All of the records listed below should be retyped exactly.

============================================================

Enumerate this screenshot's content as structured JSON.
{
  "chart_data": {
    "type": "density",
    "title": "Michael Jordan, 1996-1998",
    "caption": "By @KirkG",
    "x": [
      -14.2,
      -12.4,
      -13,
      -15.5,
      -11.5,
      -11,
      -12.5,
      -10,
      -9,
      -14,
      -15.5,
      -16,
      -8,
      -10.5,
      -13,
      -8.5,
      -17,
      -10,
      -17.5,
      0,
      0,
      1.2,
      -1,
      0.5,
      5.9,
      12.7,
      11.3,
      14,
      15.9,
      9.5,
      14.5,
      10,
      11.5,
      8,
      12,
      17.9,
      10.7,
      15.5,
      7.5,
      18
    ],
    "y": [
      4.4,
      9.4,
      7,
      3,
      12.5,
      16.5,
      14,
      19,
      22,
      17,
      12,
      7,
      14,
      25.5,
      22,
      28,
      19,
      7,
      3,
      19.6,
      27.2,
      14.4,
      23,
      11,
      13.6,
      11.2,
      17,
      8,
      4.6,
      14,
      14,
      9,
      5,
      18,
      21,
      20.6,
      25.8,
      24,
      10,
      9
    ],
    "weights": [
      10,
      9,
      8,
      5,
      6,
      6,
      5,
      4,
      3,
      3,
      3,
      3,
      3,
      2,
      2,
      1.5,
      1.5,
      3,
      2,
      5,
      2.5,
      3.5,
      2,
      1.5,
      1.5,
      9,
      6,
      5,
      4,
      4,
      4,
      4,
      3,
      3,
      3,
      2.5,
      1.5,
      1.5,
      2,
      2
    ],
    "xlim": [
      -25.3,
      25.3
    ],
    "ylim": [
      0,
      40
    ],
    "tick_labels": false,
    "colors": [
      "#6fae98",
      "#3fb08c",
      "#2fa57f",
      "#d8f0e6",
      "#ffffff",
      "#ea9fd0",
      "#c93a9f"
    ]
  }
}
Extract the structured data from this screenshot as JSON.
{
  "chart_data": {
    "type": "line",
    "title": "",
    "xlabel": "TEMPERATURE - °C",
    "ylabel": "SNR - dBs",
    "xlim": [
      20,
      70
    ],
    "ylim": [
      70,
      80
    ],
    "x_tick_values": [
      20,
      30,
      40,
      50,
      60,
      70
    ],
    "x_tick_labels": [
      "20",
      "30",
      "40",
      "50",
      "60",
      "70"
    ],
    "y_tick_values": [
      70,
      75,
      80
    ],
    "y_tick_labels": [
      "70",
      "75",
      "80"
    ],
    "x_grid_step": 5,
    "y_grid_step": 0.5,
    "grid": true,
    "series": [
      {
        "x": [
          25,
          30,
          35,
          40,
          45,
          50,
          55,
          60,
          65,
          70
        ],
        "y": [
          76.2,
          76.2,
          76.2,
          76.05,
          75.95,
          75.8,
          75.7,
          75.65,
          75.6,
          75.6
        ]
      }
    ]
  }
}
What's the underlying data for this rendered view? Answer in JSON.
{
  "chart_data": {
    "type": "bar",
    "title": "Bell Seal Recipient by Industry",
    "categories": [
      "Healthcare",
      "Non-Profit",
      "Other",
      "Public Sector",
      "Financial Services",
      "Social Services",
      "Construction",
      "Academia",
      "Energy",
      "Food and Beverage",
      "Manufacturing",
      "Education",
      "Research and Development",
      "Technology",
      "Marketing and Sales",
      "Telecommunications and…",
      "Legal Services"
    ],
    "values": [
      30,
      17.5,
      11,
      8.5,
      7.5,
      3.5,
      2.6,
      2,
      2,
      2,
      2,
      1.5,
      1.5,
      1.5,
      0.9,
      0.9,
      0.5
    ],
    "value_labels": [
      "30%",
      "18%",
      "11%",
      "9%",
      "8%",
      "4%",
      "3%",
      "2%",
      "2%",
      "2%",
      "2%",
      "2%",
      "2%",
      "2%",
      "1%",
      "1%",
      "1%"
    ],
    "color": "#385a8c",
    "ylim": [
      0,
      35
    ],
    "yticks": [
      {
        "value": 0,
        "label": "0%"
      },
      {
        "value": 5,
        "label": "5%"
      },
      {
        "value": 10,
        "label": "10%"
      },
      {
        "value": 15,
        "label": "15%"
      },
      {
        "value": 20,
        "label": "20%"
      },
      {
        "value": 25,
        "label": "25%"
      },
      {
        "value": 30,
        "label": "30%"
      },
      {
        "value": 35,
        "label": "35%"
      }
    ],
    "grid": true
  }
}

============================================================

> _Full response_
Enumerate this screenshot's content as structured JSON.
{
  "chart_data": {
    "type": "density",
    "title": "Michael Jordan, 1996-1998",
    "caption": "By @KirkG",
    "x": [
      -14.2,
      -12.4,
      -13,
      -15.5,
      -11.5,
      -11,
      -12.5,
      -10,
      -9,
      -14,
      -15.5,
      -16,
      -8,
      -10.5,
      -13,
      -8.5,
      -17,
      -10,
      -17.5,
      0,
      0,
      1.2,
      -1,
      0.5,
      5.9,
      12.7,
      11.3,
      14,
      15.9,
      9.5,
      14.5,
      10,
      11.5,
      8,
      12,
      17.9,
      10.7,
      15.5,
      7.5,
      18
    ],
    "y": [
      4.4,
      9.4,
      7,
      3,
      12.5,
      16.5,
      14,
      19,
      22,
      17,
      12,
      7,
      14,
      25.5,
      22,
      28,
      19,
      7,
      3,
      19.6,
      27.2,
      14.4,
      23,
      11,
      13.6,
      11.2,
      17,
      8,
      4.6,
      14,
      14,
      9,
      5,
      18,
      21,
      20.6,
      25.8,
      24,
      10,
      9
    ],
    "weights": [
      10,
      9,
      8,
      5,
      6,
      6,
      5,
      4,
      3,
      3,
      3,
      3,
      3,
      2,
      2,
      1.5,
      1.5,
      3,
      2,
      5,
      2.5,
      3.5,
      2,
      1.5,
      1.5,
      9,
      6,
      5,
      4,
      4,
      4,
      4,
      3,
      3,
      3,
      2.5,
      1.5,
      1.5,
      2,
      2
    ],
    "xlim": [
      -25.3,
      25.3
    ],
    "ylim": [
      0,
      40
    ],
    "tick_labels": false,
    "colors": [
      "#6fae98",
      "#3fb08c",
      "#2fa57f",
      "#d8f0e6",
      "#ffffff",
      "#ea9fd0",
      "#c93a9f"
    ]
  }
}
Extract the structured data from this screenshot as JSON.
{
  "chart_data": {
    "type": "line",
    "title": "",
    "xlabel": "TEMPERATURE - °C",
    "ylabel": "SNR - dBs",
    "xlim": [
      20,
      70
    ],
    "ylim": [
      70,
      80
    ],
    "x_tick_values": [
      20,
      30,
      40,
      50,
      60,
      70
    ],
    "x_tick_labels": [
      "20",
      "30",
      "40",
      "50",
      "60",
      "70"
    ],
    "y_tick_values": [
      70,
      75,
      80
    ],
    "y_tick_labels": [
      "70",
      "75",
      "80"
    ],
    "x_grid_step": 5,
    "y_grid_step": 0.5,
    "grid": true,
    "series": [
      {
        "x": [
          25,
          30,
          35,
          40,
          45,
          50,
          55,
          60,
          65,
          70
        ],
        "y": [
          76.2,
          76.2,
          76.2,
          76.05,
          75.95,
          75.8,
          75.7,
          75.65,
          75.6,
          75.6
        ]
      }
    ]
  }
}
What's the underlying data for this rendered view? Answer in JSON.
{
  "chart_data": {
    "type": "bar",
    "title": "Bell Seal Recipient by Industry",
    "categories": [
      "Healthcare",
      "Non-Profit",
      "Other",
      "Public Sector",
      "Financial Services",
      "Social Services",
      "Construction",
      "Academia",
      "Energy",
      "Food and Beverage",
      "Manufacturing",
      "Education",
      "Research and Development",
      "Technology",
      "Marketing and Sales",
      "Telecommunications and…",
      "Legal Services"
    ],
    "values": [
      30,
      17.5,
      11,
      8.5,
      7.5,
      3.5,
      2.6,
      2,
      2,
      2,
      2,
      1.5,
      1.5,
      1.5,
      0.9,
      0.9,
      0.5
    ],
    "value_labels": [
      "30%",
      "18%",
      "11%",
      "9%",
      "8%",
      "4%",
      "3%",
      "2%",
      "2%",
      "2%",
      "2%",
      "2%",
      "2%",
      "2%",
      "1%",
      "1%",
      "1%"
    ],
    "color": "#385a8c",
    "ylim": [
      0,
      35
    ],
    "yticks": [
      {
        "value": 0,
        "label": "0%"
      },
      {
        "value": 5,
        "label": "5%"
      },
      {
        "value": 10,
        "label": "10%"
      },
      {
        "value": 15,
        "label": "15%"
      },
      {
        "value": 20,
        "label": "20%"
      },
      {
        "value": 25,
        "label": "25%"
      },
      {
        "value": 30,
        "label": "30%"
      },
      {
        "value": 35,
        "label": "35%"
      }
    ],
    "grid": true
  }
}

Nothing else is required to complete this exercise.